• [WORK REQUIRED]: Tally every line featuring "联系电话", then give that tally alone.

• [AVAILABLE DATA]:
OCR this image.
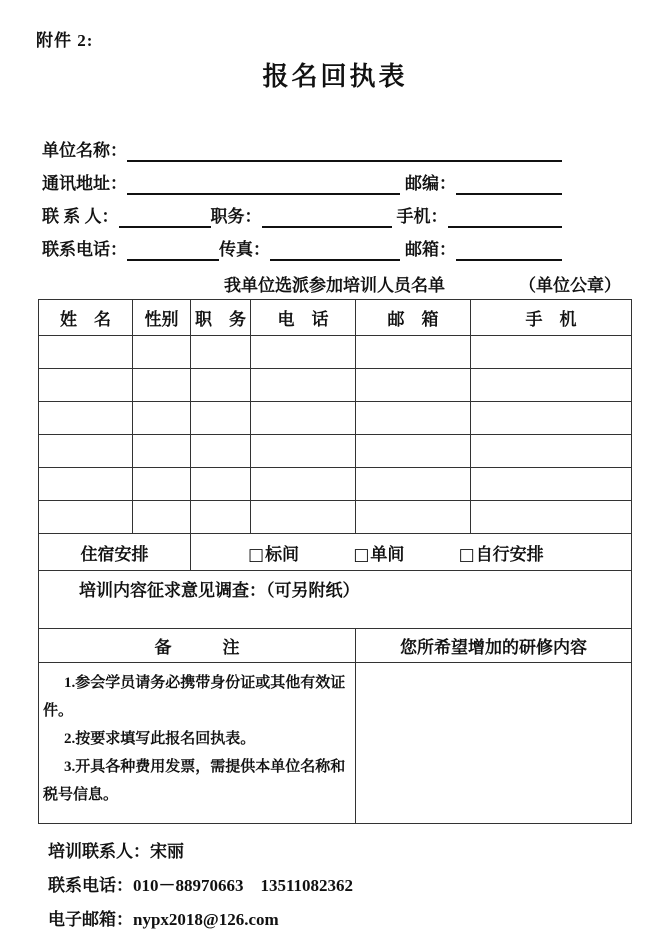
附件 2:
报名回执表
单位名称：
通讯地址：	邮编：
联 系 人：	职务：	手机：
联系电话：	传真：	邮箱：
我单位选派参加培训人员名单	（单位公章）
姓　名	性别	职　务	电　话	邮　箱	手　机

住宿安排		□标间 □单间 □自行安排			
培训内容征求意见调查：（可另附纸）					
备　　　注				您所希望增加的研修内容	

1.参会学员请务必携带身份证或其他有效证件。

2.按要求填写此报名回执表。

3.开具各种费用发票，需提供本单位名称和税号信息。					

培训联系人：宋丽
联系电话：010－88970663　13511082362
电子邮箱：nypx2018@126.com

• [RESPONSE TO THIS EXERCISE]: 2